_JOB_
Pick out the lines containing "Cube".

Figure collection entries:
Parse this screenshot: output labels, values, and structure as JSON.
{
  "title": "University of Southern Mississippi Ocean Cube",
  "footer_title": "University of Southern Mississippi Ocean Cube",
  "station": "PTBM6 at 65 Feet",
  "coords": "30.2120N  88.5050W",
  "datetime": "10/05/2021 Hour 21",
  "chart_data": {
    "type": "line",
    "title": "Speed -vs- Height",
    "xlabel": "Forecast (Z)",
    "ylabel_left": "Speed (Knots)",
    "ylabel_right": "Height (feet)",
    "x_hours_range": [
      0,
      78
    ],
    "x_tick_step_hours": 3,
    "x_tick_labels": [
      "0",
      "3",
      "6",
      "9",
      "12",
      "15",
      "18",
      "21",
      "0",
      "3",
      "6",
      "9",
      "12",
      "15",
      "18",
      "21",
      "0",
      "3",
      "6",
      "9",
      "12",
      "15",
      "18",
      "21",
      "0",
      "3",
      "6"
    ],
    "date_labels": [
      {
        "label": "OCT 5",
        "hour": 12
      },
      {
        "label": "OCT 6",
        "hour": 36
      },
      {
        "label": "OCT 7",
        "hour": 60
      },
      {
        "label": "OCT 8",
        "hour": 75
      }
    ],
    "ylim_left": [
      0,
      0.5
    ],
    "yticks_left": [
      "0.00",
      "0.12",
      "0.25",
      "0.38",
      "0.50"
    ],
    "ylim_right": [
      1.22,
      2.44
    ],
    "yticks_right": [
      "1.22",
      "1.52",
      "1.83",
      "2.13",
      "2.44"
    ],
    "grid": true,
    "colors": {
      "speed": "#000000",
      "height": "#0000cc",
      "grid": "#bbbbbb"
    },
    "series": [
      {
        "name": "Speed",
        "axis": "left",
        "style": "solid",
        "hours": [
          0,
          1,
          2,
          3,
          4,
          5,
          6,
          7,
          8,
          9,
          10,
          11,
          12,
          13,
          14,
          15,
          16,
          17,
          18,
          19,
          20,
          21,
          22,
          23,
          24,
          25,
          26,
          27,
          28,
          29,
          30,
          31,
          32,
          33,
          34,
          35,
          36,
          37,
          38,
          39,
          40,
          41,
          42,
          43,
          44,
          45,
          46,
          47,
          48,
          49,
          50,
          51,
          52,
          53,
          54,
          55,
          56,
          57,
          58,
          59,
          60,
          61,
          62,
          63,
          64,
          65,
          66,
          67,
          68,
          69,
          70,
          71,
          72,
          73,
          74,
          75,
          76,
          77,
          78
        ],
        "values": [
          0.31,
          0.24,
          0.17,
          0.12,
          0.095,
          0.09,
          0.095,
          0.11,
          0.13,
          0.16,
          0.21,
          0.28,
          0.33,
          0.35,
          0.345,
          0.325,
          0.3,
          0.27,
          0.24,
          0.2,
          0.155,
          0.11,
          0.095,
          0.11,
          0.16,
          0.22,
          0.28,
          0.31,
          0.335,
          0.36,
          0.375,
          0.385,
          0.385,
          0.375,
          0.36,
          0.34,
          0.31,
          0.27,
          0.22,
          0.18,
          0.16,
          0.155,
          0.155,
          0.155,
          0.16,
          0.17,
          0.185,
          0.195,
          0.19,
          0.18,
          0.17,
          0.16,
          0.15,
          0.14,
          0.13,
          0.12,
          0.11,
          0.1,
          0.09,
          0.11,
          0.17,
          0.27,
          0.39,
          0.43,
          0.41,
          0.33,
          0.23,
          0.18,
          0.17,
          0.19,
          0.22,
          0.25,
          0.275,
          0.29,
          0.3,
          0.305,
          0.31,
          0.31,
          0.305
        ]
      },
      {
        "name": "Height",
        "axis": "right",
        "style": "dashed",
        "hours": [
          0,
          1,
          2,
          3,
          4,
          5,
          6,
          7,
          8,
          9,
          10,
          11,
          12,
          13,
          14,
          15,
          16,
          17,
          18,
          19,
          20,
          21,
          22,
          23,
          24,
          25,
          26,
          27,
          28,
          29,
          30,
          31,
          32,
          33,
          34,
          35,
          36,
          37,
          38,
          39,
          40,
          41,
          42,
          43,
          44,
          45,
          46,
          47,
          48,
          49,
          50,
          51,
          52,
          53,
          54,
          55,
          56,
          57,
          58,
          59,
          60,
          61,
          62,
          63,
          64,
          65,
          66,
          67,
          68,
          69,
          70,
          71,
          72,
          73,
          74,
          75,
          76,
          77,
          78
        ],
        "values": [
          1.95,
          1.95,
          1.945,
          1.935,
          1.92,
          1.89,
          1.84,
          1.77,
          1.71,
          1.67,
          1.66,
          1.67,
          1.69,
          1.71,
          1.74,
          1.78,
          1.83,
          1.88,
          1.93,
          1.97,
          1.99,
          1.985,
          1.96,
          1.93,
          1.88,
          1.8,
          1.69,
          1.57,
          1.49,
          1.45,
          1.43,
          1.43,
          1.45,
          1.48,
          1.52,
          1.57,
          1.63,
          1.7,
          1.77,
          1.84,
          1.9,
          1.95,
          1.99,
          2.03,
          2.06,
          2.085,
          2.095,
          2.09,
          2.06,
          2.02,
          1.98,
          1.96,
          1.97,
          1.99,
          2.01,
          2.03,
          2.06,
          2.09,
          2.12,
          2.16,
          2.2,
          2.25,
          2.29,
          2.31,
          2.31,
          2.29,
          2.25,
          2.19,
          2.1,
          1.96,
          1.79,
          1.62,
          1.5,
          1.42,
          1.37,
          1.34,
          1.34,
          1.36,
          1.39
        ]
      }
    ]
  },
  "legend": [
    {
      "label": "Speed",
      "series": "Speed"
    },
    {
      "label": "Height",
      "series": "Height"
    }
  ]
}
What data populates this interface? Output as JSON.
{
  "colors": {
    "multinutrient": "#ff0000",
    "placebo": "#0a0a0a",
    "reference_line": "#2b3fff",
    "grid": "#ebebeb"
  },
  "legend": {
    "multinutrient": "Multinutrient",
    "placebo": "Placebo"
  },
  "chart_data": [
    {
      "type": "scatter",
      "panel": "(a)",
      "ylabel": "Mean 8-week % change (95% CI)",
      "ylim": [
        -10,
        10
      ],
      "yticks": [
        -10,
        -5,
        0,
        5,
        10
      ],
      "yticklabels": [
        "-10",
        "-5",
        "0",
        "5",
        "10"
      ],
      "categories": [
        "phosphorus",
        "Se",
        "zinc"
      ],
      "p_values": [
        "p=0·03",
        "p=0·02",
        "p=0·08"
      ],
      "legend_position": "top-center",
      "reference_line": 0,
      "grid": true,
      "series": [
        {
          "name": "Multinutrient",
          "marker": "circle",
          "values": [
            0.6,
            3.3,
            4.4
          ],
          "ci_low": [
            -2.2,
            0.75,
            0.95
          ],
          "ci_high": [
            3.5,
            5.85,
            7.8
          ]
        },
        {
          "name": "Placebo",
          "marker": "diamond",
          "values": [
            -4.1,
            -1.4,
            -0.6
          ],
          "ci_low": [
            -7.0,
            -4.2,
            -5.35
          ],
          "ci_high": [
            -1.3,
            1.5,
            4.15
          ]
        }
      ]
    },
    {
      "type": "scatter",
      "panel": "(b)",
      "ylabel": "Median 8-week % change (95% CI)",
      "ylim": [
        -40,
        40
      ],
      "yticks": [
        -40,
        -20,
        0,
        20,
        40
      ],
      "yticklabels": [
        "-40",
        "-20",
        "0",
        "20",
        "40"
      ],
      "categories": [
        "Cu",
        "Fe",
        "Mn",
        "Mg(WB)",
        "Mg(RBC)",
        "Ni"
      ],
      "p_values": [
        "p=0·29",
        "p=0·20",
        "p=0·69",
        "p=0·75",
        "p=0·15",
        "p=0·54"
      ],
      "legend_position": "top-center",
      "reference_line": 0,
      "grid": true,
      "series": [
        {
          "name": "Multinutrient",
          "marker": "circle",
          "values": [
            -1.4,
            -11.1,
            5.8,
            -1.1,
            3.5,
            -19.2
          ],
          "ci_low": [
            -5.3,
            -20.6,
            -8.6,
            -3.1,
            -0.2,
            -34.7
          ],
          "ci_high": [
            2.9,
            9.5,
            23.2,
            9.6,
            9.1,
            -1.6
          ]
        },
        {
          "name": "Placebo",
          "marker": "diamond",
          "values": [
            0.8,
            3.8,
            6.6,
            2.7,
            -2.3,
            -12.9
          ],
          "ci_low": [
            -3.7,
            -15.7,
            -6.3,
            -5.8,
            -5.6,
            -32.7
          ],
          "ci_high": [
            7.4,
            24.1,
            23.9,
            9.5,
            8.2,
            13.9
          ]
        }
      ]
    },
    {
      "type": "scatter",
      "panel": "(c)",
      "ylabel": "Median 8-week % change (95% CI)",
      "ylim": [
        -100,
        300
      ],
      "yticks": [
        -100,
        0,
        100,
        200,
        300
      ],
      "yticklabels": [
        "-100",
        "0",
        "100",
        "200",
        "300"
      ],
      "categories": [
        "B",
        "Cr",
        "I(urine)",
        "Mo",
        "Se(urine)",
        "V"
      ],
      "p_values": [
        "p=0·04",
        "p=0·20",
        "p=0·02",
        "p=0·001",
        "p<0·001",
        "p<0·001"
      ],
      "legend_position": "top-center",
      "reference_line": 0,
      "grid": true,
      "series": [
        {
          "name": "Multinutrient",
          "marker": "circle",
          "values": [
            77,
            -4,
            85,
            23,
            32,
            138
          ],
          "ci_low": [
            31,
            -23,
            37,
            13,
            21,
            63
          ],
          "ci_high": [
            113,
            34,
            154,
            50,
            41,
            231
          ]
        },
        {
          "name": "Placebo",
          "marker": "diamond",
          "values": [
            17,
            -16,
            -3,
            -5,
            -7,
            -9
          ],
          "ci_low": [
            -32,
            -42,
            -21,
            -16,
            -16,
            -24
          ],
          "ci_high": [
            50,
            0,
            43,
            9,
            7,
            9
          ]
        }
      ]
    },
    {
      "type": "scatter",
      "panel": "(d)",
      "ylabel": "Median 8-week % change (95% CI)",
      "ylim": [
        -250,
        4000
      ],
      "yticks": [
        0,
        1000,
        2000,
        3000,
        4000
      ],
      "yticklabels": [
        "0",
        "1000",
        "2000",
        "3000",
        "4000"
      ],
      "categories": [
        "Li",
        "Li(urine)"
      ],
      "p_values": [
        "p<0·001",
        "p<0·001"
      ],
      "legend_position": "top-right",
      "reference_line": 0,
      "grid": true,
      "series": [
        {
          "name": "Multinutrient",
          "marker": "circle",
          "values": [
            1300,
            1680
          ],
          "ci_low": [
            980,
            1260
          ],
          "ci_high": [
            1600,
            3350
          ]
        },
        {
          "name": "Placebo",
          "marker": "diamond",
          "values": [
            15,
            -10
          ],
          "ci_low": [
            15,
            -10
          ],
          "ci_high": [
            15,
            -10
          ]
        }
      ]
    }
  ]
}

_RESPONSE_
  "title": "University of Southern Mississippi Ocean Cube",
  "footer_title": "University of Southern Mississippi Ocean Cube",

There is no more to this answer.